▶ **What you will do**: Search the material below for the word "Details". Copy every line that has it.
-- start Task input --
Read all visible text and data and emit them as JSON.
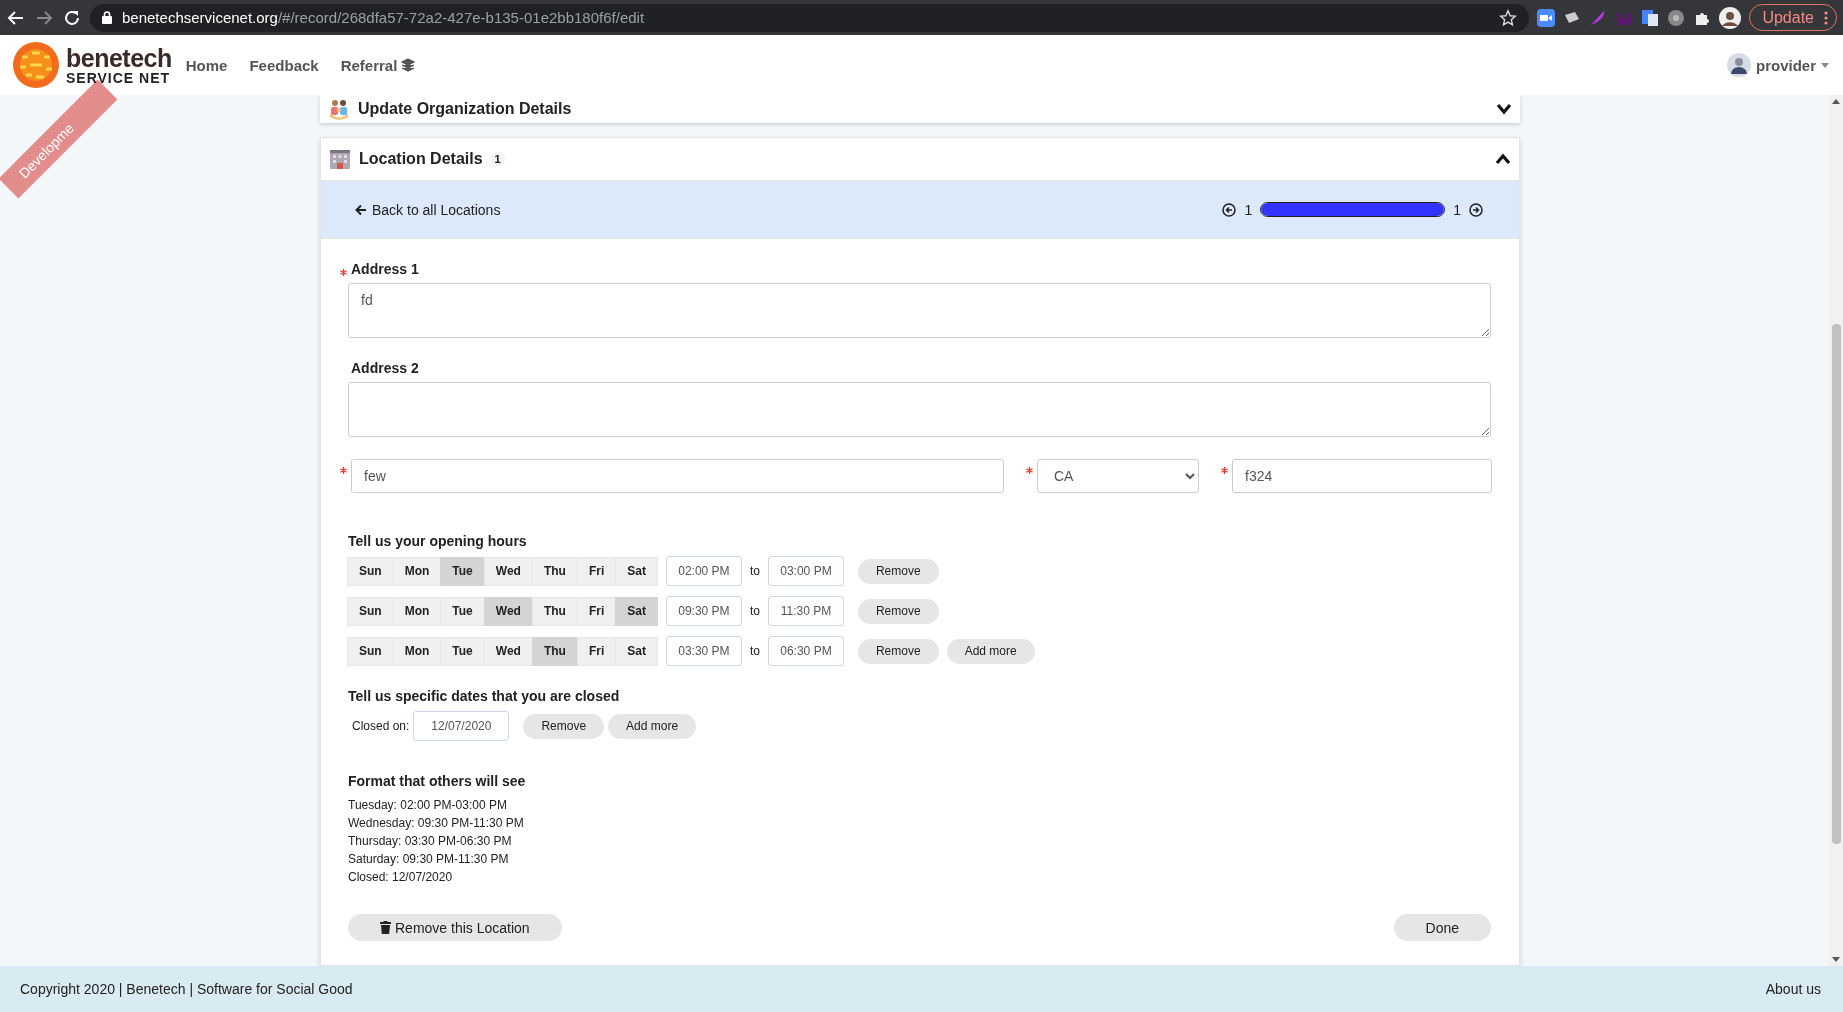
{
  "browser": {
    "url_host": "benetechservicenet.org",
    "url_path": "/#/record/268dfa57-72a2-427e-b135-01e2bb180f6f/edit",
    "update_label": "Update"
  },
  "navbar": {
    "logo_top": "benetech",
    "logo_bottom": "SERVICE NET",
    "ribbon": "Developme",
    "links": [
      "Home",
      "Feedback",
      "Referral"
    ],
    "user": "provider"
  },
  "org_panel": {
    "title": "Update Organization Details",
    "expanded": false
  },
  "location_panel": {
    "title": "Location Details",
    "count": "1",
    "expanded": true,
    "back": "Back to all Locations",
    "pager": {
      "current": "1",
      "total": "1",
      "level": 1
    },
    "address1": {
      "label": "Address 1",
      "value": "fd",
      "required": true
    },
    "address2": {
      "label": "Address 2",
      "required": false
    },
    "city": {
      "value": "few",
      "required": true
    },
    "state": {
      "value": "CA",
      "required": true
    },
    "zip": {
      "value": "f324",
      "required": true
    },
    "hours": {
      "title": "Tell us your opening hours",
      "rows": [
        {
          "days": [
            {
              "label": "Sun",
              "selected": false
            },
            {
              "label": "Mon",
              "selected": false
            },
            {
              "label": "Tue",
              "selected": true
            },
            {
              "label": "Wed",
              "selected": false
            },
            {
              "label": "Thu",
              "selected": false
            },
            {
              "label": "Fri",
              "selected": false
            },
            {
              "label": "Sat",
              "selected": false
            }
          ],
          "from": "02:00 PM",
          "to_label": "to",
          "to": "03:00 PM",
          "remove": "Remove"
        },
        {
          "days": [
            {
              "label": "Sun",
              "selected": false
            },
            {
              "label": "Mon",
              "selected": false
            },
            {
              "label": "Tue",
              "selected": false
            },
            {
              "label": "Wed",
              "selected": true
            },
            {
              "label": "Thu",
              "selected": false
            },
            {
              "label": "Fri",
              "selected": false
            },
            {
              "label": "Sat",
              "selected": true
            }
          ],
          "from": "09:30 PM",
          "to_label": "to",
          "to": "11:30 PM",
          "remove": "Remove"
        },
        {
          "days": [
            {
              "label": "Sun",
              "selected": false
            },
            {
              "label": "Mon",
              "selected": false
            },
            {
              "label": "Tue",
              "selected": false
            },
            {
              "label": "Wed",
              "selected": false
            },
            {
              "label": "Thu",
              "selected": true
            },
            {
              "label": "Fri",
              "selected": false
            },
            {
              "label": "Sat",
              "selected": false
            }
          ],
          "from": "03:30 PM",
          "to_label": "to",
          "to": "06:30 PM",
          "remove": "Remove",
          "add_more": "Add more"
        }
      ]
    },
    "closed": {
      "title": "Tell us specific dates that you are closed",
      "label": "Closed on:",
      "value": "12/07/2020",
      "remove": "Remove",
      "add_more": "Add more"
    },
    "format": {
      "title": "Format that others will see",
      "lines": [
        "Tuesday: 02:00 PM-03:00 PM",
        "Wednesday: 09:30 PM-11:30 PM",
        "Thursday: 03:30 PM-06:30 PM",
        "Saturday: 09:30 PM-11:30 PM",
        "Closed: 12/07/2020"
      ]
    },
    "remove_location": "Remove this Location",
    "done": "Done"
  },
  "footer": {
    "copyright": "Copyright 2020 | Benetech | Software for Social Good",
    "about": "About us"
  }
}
-- end Task input --
-- start Task input --
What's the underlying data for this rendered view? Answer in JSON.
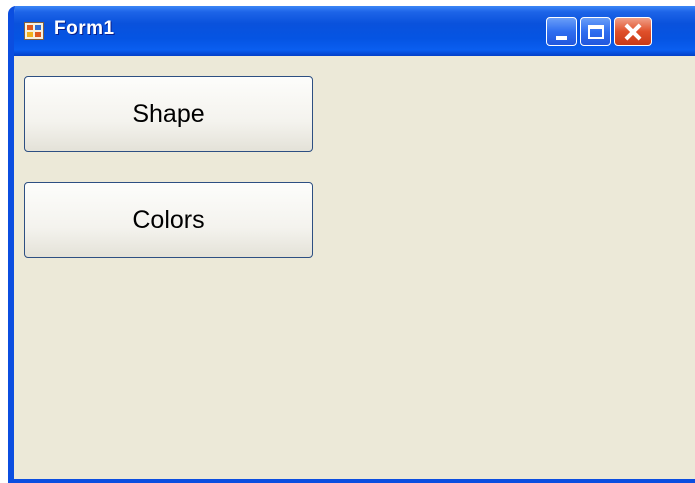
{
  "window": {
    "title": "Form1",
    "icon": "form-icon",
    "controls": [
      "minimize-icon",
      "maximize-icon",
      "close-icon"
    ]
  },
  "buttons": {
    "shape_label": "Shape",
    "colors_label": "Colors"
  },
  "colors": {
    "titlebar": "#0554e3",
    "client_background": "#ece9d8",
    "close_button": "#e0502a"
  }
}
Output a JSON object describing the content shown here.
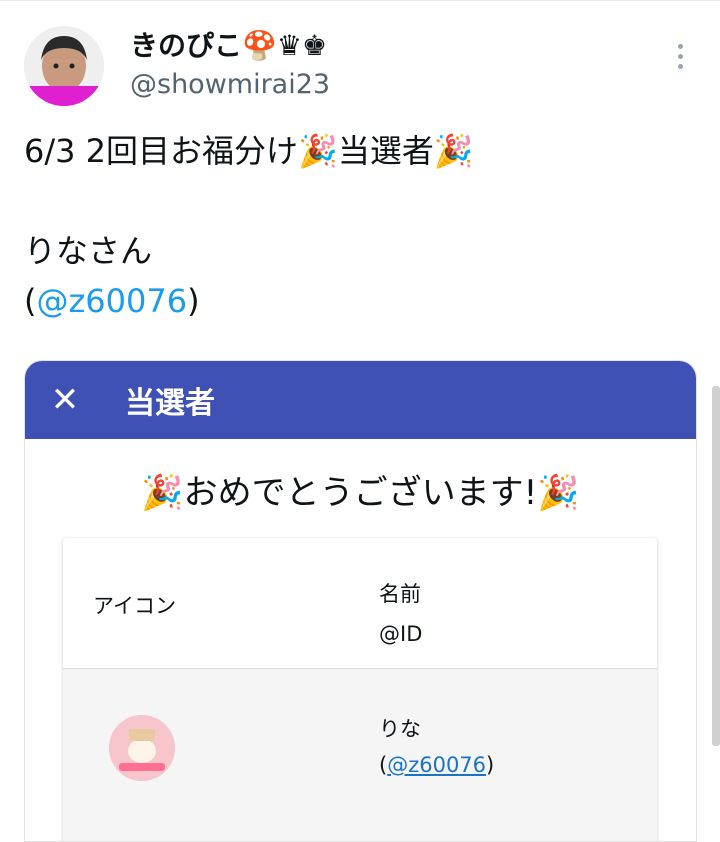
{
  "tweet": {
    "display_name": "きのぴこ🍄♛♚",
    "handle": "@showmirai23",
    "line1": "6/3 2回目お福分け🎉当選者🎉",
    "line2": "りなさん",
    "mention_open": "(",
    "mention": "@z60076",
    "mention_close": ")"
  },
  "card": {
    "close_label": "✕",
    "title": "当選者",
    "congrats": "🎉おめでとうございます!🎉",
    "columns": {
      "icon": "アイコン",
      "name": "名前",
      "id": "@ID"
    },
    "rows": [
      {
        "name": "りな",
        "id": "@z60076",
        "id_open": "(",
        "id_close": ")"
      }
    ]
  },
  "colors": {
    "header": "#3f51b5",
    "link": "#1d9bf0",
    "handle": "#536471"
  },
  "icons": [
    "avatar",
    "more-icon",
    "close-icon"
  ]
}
-- end Task input --
-- start Task input --
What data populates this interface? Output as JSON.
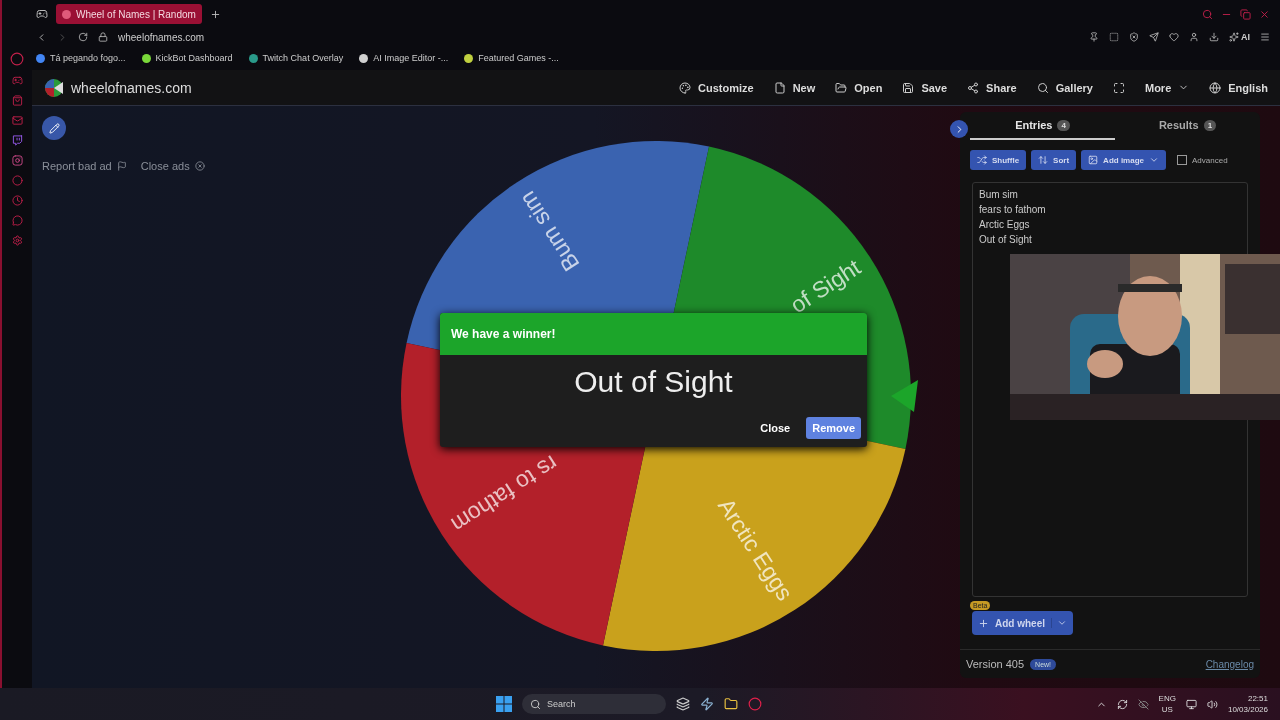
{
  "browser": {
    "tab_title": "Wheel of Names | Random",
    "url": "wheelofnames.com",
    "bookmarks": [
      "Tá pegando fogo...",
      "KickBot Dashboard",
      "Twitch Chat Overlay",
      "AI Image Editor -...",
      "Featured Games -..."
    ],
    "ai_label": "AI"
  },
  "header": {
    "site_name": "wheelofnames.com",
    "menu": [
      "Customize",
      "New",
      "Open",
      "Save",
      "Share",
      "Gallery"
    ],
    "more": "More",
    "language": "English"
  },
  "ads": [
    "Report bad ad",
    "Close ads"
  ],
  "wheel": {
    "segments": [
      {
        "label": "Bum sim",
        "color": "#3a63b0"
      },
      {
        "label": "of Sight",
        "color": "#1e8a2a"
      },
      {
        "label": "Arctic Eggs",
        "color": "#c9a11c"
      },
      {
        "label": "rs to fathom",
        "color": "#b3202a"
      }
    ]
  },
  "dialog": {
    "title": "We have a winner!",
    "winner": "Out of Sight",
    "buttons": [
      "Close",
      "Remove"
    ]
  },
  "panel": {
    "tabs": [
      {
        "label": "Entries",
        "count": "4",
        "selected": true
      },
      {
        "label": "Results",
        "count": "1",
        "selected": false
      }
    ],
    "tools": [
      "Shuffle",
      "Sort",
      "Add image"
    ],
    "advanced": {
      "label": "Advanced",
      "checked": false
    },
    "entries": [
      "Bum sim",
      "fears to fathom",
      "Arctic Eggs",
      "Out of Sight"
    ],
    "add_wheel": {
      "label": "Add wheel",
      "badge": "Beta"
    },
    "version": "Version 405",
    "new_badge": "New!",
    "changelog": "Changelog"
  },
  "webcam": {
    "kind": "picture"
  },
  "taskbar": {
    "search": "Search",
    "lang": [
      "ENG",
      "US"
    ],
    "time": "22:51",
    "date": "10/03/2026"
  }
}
-- end Task input --
▶ **Answer to the problem**:
    "title": "Update Organization Details",
    "title": "Location Details",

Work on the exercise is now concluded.